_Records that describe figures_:
-------------------------
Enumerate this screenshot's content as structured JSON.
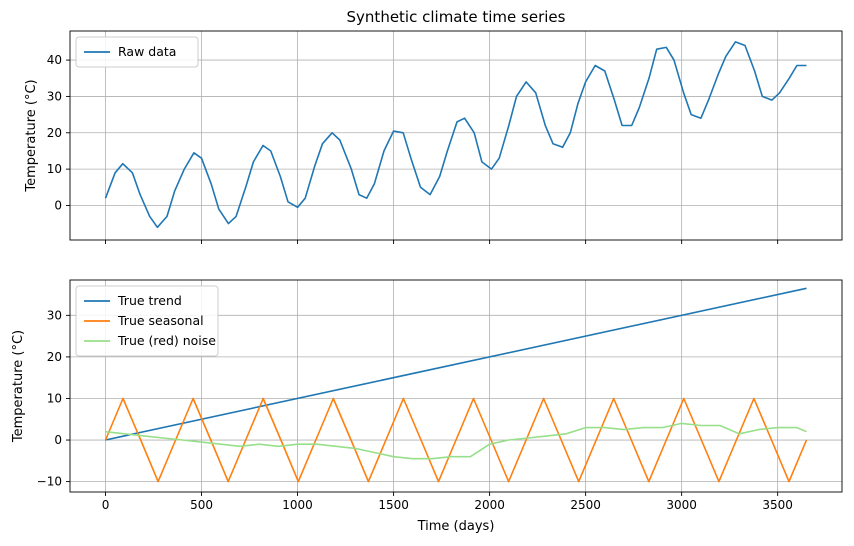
{
  "chart_data": [
    {
      "type": "line",
      "title": "Synthetic climate time series",
      "xlabel": "",
      "ylabel": "Temperature (°C)",
      "xlim": [
        -185,
        3835
      ],
      "ylim": [
        -9.5,
        48
      ],
      "xticks": [
        0,
        500,
        1000,
        1500,
        2000,
        2500,
        3000,
        3500
      ],
      "yticks": [
        0,
        10,
        20,
        30,
        40
      ],
      "grid": true,
      "legend": "top-left",
      "series": [
        {
          "name": "Raw data",
          "color": "#1f77b4",
          "x": [
            0,
            50,
            90,
            140,
            180,
            230,
            270,
            320,
            360,
            410,
            460,
            500,
            550,
            590,
            640,
            680,
            730,
            770,
            820,
            860,
            910,
            950,
            1000,
            1040,
            1090,
            1130,
            1180,
            1220,
            1280,
            1320,
            1360,
            1400,
            1450,
            1500,
            1550,
            1590,
            1640,
            1690,
            1740,
            1780,
            1830,
            1870,
            1920,
            1960,
            2010,
            2050,
            2100,
            2140,
            2190,
            2240,
            2290,
            2330,
            2380,
            2420,
            2460,
            2500,
            2550,
            2600,
            2650,
            2690,
            2740,
            2780,
            2830,
            2870,
            2920,
            2960,
            3010,
            3050,
            3100,
            3140,
            3190,
            3230,
            3280,
            3330,
            3380,
            3420,
            3470,
            3510,
            3560,
            3600,
            3650
          ],
          "y": [
            2,
            9,
            11.5,
            9,
            3,
            -3,
            -6,
            -3,
            4,
            10,
            14.5,
            13,
            6,
            -1,
            -5,
            -3,
            5,
            12,
            16.5,
            15,
            8,
            1,
            -0.5,
            2,
            11,
            17,
            20,
            18,
            10,
            3,
            2,
            6,
            15,
            20.5,
            20,
            13,
            5,
            3,
            8,
            15,
            23,
            24,
            20,
            12,
            10,
            13,
            22,
            30,
            34,
            31,
            22,
            17,
            16,
            20,
            28,
            34,
            38.5,
            37,
            29,
            22,
            22,
            27,
            35,
            43,
            43.5,
            40,
            31,
            25,
            24,
            29,
            36,
            41,
            45,
            44,
            37,
            30,
            29,
            31,
            35,
            38.5,
            38.5
          ]
        }
      ]
    },
    {
      "type": "line",
      "title": "",
      "xlabel": "Time (days)",
      "ylabel": "Temperature (°C)",
      "xlim": [
        -185,
        3835
      ],
      "ylim": [
        -12.5,
        38.5
      ],
      "xticks": [
        0,
        500,
        1000,
        1500,
        2000,
        2500,
        3000,
        3500
      ],
      "xticklabels": [
        "0",
        "500",
        "1000",
        "1500",
        "2000",
        "2500",
        "3000",
        "3500"
      ],
      "yticks": [
        -10,
        0,
        10,
        20,
        30
      ],
      "grid": true,
      "legend": "top-left",
      "series": [
        {
          "name": "True trend",
          "color": "#1f77b4",
          "x": [
            0,
            3650
          ],
          "y": [
            0,
            36.5
          ]
        },
        {
          "name": "True seasonal",
          "color": "#ff7f0e",
          "x": [
            0,
            91,
            183,
            274,
            365,
            456,
            548,
            639,
            730,
            821,
            913,
            1004,
            1095,
            1186,
            1278,
            1369,
            1460,
            1551,
            1643,
            1734,
            1825,
            1916,
            2008,
            2099,
            2190,
            2281,
            2373,
            2464,
            2555,
            2646,
            2738,
            2829,
            2920,
            3011,
            3103,
            3194,
            3285,
            3376,
            3468,
            3559,
            3650
          ],
          "y": [
            0,
            10,
            0,
            -10,
            0,
            10,
            0,
            -10,
            0,
            10,
            0,
            -10,
            0,
            10,
            0,
            -10,
            0,
            10,
            0,
            -10,
            0,
            10,
            0,
            -10,
            0,
            10,
            0,
            -10,
            0,
            10,
            0,
            -10,
            0,
            10,
            0,
            -10,
            0,
            10,
            0,
            -10,
            0
          ]
        },
        {
          "name": "True (red) noise",
          "color": "#98df8a",
          "x": [
            0,
            100,
            200,
            300,
            400,
            500,
            600,
            700,
            800,
            900,
            1000,
            1100,
            1200,
            1300,
            1400,
            1500,
            1600,
            1700,
            1800,
            1900,
            2000,
            2100,
            2200,
            2300,
            2400,
            2500,
            2600,
            2700,
            2800,
            2900,
            3000,
            3100,
            3200,
            3300,
            3400,
            3500,
            3600,
            3650
          ],
          "y": [
            2,
            1.5,
            1,
            0.5,
            0,
            -0.5,
            -1,
            -1.5,
            -1,
            -1.5,
            -1,
            -1,
            -1.5,
            -2,
            -3,
            -4,
            -4.5,
            -4.5,
            -4,
            -4,
            -1,
            0,
            0.5,
            1,
            1.5,
            3,
            3,
            2.5,
            3,
            3,
            4,
            3.5,
            3.5,
            1.5,
            2.5,
            3,
            3,
            2
          ]
        }
      ]
    }
  ]
}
-------------------------
_Task objective_: Reproduce each line exactly, please, except for any pictures.

_Solution below_:
Enumerate this screenshot's content as structured JSON.
{
  "chart_data": [
    {
      "type": "line",
      "title": "Synthetic climate time series",
      "xlabel": "",
      "ylabel": "Temperature (°C)",
      "xlim": [
        -185,
        3835
      ],
      "ylim": [
        -9.5,
        48
      ],
      "xticks": [
        0,
        500,
        1000,
        1500,
        2000,
        2500,
        3000,
        3500
      ],
      "yticks": [
        0,
        10,
        20,
        30,
        40
      ],
      "grid": true,
      "legend": "top-left",
      "series": [
        {
          "name": "Raw data",
          "color": "#1f77b4",
          "x": [
            0,
            50,
            90,
            140,
            180,
            230,
            270,
            320,
            360,
            410,
            460,
            500,
            550,
            590,
            640,
            680,
            730,
            770,
            820,
            860,
            910,
            950,
            1000,
            1040,
            1090,
            1130,
            1180,
            1220,
            1280,
            1320,
            1360,
            1400,
            1450,
            1500,
            1550,
            1590,
            1640,
            1690,
            1740,
            1780,
            1830,
            1870,
            1920,
            1960,
            2010,
            2050,
            2100,
            2140,
            2190,
            2240,
            2290,
            2330,
            2380,
            2420,
            2460,
            2500,
            2550,
            2600,
            2650,
            2690,
            2740,
            2780,
            2830,
            2870,
            2920,
            2960,
            3010,
            3050,
            3100,
            3140,
            3190,
            3230,
            3280,
            3330,
            3380,
            3420,
            3470,
            3510,
            3560,
            3600,
            3650
          ],
          "y": [
            2,
            9,
            11.5,
            9,
            3,
            -3,
            -6,
            -3,
            4,
            10,
            14.5,
            13,
            6,
            -1,
            -5,
            -3,
            5,
            12,
            16.5,
            15,
            8,
            1,
            -0.5,
            2,
            11,
            17,
            20,
            18,
            10,
            3,
            2,
            6,
            15,
            20.5,
            20,
            13,
            5,
            3,
            8,
            15,
            23,
            24,
            20,
            12,
            10,
            13,
            22,
            30,
            34,
            31,
            22,
            17,
            16,
            20,
            28,
            34,
            38.5,
            37,
            29,
            22,
            22,
            27,
            35,
            43,
            43.5,
            40,
            31,
            25,
            24,
            29,
            36,
            41,
            45,
            44,
            37,
            30,
            29,
            31,
            35,
            38.5,
            38.5
          ]
        }
      ]
    },
    {
      "type": "line",
      "title": "",
      "xlabel": "Time (days)",
      "ylabel": "Temperature (°C)",
      "xlim": [
        -185,
        3835
      ],
      "ylim": [
        -12.5,
        38.5
      ],
      "xticks": [
        0,
        500,
        1000,
        1500,
        2000,
        2500,
        3000,
        3500
      ],
      "xticklabels": [
        "0",
        "500",
        "1000",
        "1500",
        "2000",
        "2500",
        "3000",
        "3500"
      ],
      "yticks": [
        -10,
        0,
        10,
        20,
        30
      ],
      "grid": true,
      "legend": "top-left",
      "series": [
        {
          "name": "True trend",
          "color": "#1f77b4",
          "x": [
            0,
            3650
          ],
          "y": [
            0,
            36.5
          ]
        },
        {
          "name": "True seasonal",
          "color": "#ff7f0e",
          "x": [
            0,
            91,
            183,
            274,
            365,
            456,
            548,
            639,
            730,
            821,
            913,
            1004,
            1095,
            1186,
            1278,
            1369,
            1460,
            1551,
            1643,
            1734,
            1825,
            1916,
            2008,
            2099,
            2190,
            2281,
            2373,
            2464,
            2555,
            2646,
            2738,
            2829,
            2920,
            3011,
            3103,
            3194,
            3285,
            3376,
            3468,
            3559,
            3650
          ],
          "y": [
            0,
            10,
            0,
            -10,
            0,
            10,
            0,
            -10,
            0,
            10,
            0,
            -10,
            0,
            10,
            0,
            -10,
            0,
            10,
            0,
            -10,
            0,
            10,
            0,
            -10,
            0,
            10,
            0,
            -10,
            0,
            10,
            0,
            -10,
            0,
            10,
            0,
            -10,
            0,
            10,
            0,
            -10,
            0
          ]
        },
        {
          "name": "True (red) noise",
          "color": "#98df8a",
          "x": [
            0,
            100,
            200,
            300,
            400,
            500,
            600,
            700,
            800,
            900,
            1000,
            1100,
            1200,
            1300,
            1400,
            1500,
            1600,
            1700,
            1800,
            1900,
            2000,
            2100,
            2200,
            2300,
            2400,
            2500,
            2600,
            2700,
            2800,
            2900,
            3000,
            3100,
            3200,
            3300,
            3400,
            3500,
            3600,
            3650
          ],
          "y": [
            2,
            1.5,
            1,
            0.5,
            0,
            -0.5,
            -1,
            -1.5,
            -1,
            -1.5,
            -1,
            -1,
            -1.5,
            -2,
            -3,
            -4,
            -4.5,
            -4.5,
            -4,
            -4,
            -1,
            0,
            0.5,
            1,
            1.5,
            3,
            3,
            2.5,
            3,
            3,
            4,
            3.5,
            3.5,
            1.5,
            2.5,
            3,
            3,
            2
          ]
        }
      ]
    }
  ]
}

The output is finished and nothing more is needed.